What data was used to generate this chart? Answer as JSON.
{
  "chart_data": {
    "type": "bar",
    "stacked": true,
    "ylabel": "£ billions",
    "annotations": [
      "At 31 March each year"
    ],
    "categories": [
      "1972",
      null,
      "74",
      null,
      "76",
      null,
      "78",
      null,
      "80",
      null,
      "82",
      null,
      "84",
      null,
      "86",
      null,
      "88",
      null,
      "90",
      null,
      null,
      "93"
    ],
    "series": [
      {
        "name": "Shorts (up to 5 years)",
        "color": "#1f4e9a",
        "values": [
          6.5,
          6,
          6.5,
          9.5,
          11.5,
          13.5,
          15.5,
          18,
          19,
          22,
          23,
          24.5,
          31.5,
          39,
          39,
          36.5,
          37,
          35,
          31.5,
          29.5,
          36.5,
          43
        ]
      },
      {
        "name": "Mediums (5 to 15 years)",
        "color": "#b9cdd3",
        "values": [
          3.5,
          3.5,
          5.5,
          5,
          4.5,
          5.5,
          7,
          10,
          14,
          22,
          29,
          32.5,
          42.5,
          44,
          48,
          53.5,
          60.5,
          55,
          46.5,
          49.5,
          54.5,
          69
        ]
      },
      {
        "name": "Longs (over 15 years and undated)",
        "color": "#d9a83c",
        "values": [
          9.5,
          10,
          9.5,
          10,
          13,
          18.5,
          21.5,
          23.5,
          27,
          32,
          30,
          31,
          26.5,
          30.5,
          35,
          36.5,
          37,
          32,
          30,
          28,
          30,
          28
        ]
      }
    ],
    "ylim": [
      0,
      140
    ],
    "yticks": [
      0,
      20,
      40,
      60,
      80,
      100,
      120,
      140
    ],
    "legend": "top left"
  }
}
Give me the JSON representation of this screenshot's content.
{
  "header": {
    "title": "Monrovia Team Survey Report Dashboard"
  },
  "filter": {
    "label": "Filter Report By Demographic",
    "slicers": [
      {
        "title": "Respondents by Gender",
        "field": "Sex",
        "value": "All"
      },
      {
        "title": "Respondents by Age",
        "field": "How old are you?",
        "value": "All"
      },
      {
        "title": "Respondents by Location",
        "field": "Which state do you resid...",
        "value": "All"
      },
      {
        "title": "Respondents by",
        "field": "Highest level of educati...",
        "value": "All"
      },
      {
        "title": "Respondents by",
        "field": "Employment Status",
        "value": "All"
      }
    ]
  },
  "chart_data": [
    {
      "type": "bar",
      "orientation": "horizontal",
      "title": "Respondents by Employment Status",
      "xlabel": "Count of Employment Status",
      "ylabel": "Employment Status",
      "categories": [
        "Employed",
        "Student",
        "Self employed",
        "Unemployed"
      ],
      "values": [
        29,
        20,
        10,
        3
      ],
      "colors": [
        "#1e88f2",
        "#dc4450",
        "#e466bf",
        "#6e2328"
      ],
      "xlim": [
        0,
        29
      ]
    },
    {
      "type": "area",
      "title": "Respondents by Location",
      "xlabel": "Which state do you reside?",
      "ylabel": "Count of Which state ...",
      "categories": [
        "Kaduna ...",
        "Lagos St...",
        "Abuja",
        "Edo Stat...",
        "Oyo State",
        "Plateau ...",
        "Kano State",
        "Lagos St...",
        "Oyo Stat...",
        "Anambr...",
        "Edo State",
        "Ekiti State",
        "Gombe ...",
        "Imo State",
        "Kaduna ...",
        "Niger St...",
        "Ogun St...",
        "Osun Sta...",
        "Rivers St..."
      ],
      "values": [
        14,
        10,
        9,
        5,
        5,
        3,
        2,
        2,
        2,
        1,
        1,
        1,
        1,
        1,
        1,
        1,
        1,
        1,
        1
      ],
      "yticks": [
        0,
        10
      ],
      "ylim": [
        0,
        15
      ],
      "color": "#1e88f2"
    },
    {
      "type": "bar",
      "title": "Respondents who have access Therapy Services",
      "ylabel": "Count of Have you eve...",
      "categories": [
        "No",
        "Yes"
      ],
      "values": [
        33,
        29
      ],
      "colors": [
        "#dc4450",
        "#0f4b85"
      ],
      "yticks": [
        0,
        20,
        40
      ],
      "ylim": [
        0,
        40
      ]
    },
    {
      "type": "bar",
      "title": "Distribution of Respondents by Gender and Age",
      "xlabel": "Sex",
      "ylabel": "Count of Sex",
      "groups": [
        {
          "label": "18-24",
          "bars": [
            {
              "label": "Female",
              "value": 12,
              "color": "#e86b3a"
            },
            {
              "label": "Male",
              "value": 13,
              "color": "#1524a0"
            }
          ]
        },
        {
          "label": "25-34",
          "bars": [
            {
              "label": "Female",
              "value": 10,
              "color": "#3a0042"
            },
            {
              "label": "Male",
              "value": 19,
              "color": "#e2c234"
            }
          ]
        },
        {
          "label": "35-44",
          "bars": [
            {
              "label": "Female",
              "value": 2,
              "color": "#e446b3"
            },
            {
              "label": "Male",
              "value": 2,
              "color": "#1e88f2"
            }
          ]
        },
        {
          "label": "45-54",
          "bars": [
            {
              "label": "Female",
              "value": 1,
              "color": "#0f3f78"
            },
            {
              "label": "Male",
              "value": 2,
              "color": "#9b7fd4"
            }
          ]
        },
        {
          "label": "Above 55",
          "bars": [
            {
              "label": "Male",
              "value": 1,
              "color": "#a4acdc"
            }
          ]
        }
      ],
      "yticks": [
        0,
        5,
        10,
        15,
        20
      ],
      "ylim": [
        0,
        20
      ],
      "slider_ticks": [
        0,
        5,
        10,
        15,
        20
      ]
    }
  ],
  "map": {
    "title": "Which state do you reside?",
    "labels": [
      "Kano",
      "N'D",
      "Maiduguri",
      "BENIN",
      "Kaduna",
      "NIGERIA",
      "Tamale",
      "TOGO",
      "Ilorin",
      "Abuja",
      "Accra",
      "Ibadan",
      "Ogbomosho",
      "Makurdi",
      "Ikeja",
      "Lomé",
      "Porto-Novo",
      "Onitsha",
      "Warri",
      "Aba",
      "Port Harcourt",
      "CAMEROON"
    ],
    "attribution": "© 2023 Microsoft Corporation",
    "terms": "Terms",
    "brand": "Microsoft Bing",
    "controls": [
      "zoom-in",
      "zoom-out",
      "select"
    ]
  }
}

--- Task prompt ---
The listing above should be transcribed in full, exactly as written.

--- Reply ---
What data was used to generate this chart? Answer as JSON.
{
  "chart_data": {
    "type": "bar",
    "stacked": true,
    "ylabel": "£ billions",
    "annotations": [
      "At 31 March each year"
    ],
    "categories": [
      "1972",
      null,
      "74",
      null,
      "76",
      null,
      "78",
      null,
      "80",
      null,
      "82",
      null,
      "84",
      null,
      "86",
      null,
      "88",
      null,
      "90",
      null,
      null,
      "93"
    ],
    "series": [
      {
        "name": "Shorts (up to 5 years)",
        "color": "#1f4e9a",
        "values": [
          6.5,
          6,
          6.5,
          9.5,
          11.5,
          13.5,
          15.5,
          18,
          19,
          22,
          23,
          24.5,
          31.5,
          39,
          39,
          36.5,
          37,
          35,
          31.5,
          29.5,
          36.5,
          43
        ]
      },
      {
        "name": "Mediums (5 to 15 years)",
        "color": "#b9cdd3",
        "values": [
          3.5,
          3.5,
          5.5,
          5,
          4.5,
          5.5,
          7,
          10,
          14,
          22,
          29,
          32.5,
          42.5,
          44,
          48,
          53.5,
          60.5,
          55,
          46.5,
          49.5,
          54.5,
          69
        ]
      },
      {
        "name": "Longs (over 15 years and undated)",
        "color": "#d9a83c",
        "values": [
          9.5,
          10,
          9.5,
          10,
          13,
          18.5,
          21.5,
          23.5,
          27,
          32,
          30,
          31,
          26.5,
          30.5,
          35,
          36.5,
          37,
          32,
          30,
          28,
          30,
          28
        ]
      }
    ],
    "ylim": [
      0,
      140
    ],
    "yticks": [
      0,
      20,
      40,
      60,
      80,
      100,
      120,
      140
    ],
    "legend": "top left"
  }
}
Give me the JSON representation of this screenshot's content.
{
  "header": {
    "title": "Monrovia Team Survey Report Dashboard"
  },
  "filter": {
    "label": "Filter Report By Demographic",
    "slicers": [
      {
        "title": "Respondents by Gender",
        "field": "Sex",
        "value": "All"
      },
      {
        "title": "Respondents by Age",
        "field": "How old are you?",
        "value": "All"
      },
      {
        "title": "Respondents by Location",
        "field": "Which state do you resid...",
        "value": "All"
      },
      {
        "title": "Respondents by",
        "field": "Highest level of educati...",
        "value": "All"
      },
      {
        "title": "Respondents by",
        "field": "Employment Status",
        "value": "All"
      }
    ]
  },
  "chart_data": [
    {
      "type": "bar",
      "orientation": "horizontal",
      "title": "Respondents by Employment Status",
      "xlabel": "Count of Employment Status",
      "ylabel": "Employment Status",
      "categories": [
        "Employed",
        "Student",
        "Self employed",
        "Unemployed"
      ],
      "values": [
        29,
        20,
        10,
        3
      ],
      "colors": [
        "#1e88f2",
        "#dc4450",
        "#e466bf",
        "#6e2328"
      ],
      "xlim": [
        0,
        29
      ]
    },
    {
      "type": "area",
      "title": "Respondents by Location",
      "xlabel": "Which state do you reside?",
      "ylabel": "Count of Which state ...",
      "categories": [
        "Kaduna ...",
        "Lagos St...",
        "Abuja",
        "Edo Stat...",
        "Oyo State",
        "Plateau ...",
        "Kano State",
        "Lagos St...",
        "Oyo Stat...",
        "Anambr...",
        "Edo State",
        "Ekiti State",
        "Gombe ...",
        "Imo State",
        "Kaduna ...",
        "Niger St...",
        "Ogun St...",
        "Osun Sta...",
        "Rivers St..."
      ],
      "values": [
        14,
        10,
        9,
        5,
        5,
        3,
        2,
        2,
        2,
        1,
        1,
        1,
        1,
        1,
        1,
        1,
        1,
        1,
        1
      ],
      "yticks": [
        0,
        10
      ],
      "ylim": [
        0,
        15
      ],
      "color": "#1e88f2"
    },
    {
      "type": "bar",
      "title": "Respondents who have access Therapy Services",
      "ylabel": "Count of Have you eve...",
      "categories": [
        "No",
        "Yes"
      ],
      "values": [
        33,
        29
      ],
      "colors": [
        "#dc4450",
        "#0f4b85"
      ],
      "yticks": [
        0,
        20,
        40
      ],
      "ylim": [
        0,
        40
      ]
    },
    {
      "type": "bar",
      "title": "Distribution of Respondents by Gender and Age",
      "xlabel": "Sex",
      "ylabel": "Count of Sex",
      "groups": [
        {
          "label": "18-24",
          "bars": [
            {
              "label": "Female",
              "value": 12,
              "color": "#e86b3a"
            },
            {
              "label": "Male",
              "value": 13,
              "color": "#1524a0"
            }
          ]
        },
        {
          "label": "25-34",
          "bars": [
            {
              "label": "Female",
              "value": 10,
              "color": "#3a0042"
            },
            {
              "label": "Male",
              "value": 19,
              "color": "#e2c234"
            }
          ]
        },
        {
          "label": "35-44",
          "bars": [
            {
              "label": "Female",
              "value": 2,
              "color": "#e446b3"
            },
            {
              "label": "Male",
              "value": 2,
              "color": "#1e88f2"
            }
          ]
        },
        {
          "label": "45-54",
          "bars": [
            {
              "label": "Female",
              "value": 1,
              "color": "#0f3f78"
            },
            {
              "label": "Male",
              "value": 2,
              "color": "#9b7fd4"
            }
          ]
        },
        {
          "label": "Above 55",
          "bars": [
            {
              "label": "Male",
              "value": 1,
              "color": "#a4acdc"
            }
          ]
        }
      ],
      "yticks": [
        0,
        5,
        10,
        15,
        20
      ],
      "ylim": [
        0,
        20
      ],
      "slider_ticks": [
        0,
        5,
        10,
        15,
        20
      ]
    }
  ],
  "map": {
    "title": "Which state do you reside?",
    "labels": [
      "Kano",
      "N'D",
      "Maiduguri",
      "BENIN",
      "Kaduna",
      "NIGERIA",
      "Tamale",
      "TOGO",
      "Ilorin",
      "Abuja",
      "Accra",
      "Ibadan",
      "Ogbomosho",
      "Makurdi",
      "Ikeja",
      "Lomé",
      "Porto-Novo",
      "Onitsha",
      "Warri",
      "Aba",
      "Port Harcourt",
      "CAMEROON"
    ],
    "attribution": "© 2023 Microsoft Corporation",
    "terms": "Terms",
    "brand": "Microsoft Bing",
    "controls": [
      "zoom-in",
      "zoom-out",
      "select"
    ]
  }
}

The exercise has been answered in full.